### Aim of the task
Transcribe the full listing below exactly.

(Dataset listings of figures)
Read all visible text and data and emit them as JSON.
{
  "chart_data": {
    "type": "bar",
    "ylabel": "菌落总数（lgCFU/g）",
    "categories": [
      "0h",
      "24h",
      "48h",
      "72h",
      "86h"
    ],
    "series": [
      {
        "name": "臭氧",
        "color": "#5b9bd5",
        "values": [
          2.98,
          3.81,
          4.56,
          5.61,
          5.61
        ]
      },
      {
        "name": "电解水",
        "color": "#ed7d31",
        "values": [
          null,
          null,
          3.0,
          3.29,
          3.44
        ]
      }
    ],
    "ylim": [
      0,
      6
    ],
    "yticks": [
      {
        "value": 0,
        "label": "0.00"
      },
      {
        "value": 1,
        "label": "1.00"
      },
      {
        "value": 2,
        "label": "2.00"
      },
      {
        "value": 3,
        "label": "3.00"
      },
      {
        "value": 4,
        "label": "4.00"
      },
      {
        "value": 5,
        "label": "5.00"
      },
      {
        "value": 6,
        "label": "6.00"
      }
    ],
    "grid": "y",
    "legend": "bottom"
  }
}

### Written reply
Read all visible text and data and emit them as JSON.
{
  "chart_data": {
    "type": "bar",
    "ylabel": "菌落总数（lgCFU/g）",
    "categories": [
      "0h",
      "24h",
      "48h",
      "72h",
      "86h"
    ],
    "series": [
      {
        "name": "臭氧",
        "color": "#5b9bd5",
        "values": [
          2.98,
          3.81,
          4.56,
          5.61,
          5.61
        ]
      },
      {
        "name": "电解水",
        "color": "#ed7d31",
        "values": [
          null,
          null,
          3.0,
          3.29,
          3.44
        ]
      }
    ],
    "ylim": [
      0,
      6
    ],
    "yticks": [
      {
        "value": 0,
        "label": "0.00"
      },
      {
        "value": 1,
        "label": "1.00"
      },
      {
        "value": 2,
        "label": "2.00"
      },
      {
        "value": 3,
        "label": "3.00"
      },
      {
        "value": 4,
        "label": "4.00"
      },
      {
        "value": 5,
        "label": "5.00"
      },
      {
        "value": 6,
        "label": "6.00"
      }
    ],
    "grid": "y",
    "legend": "bottom"
  }
}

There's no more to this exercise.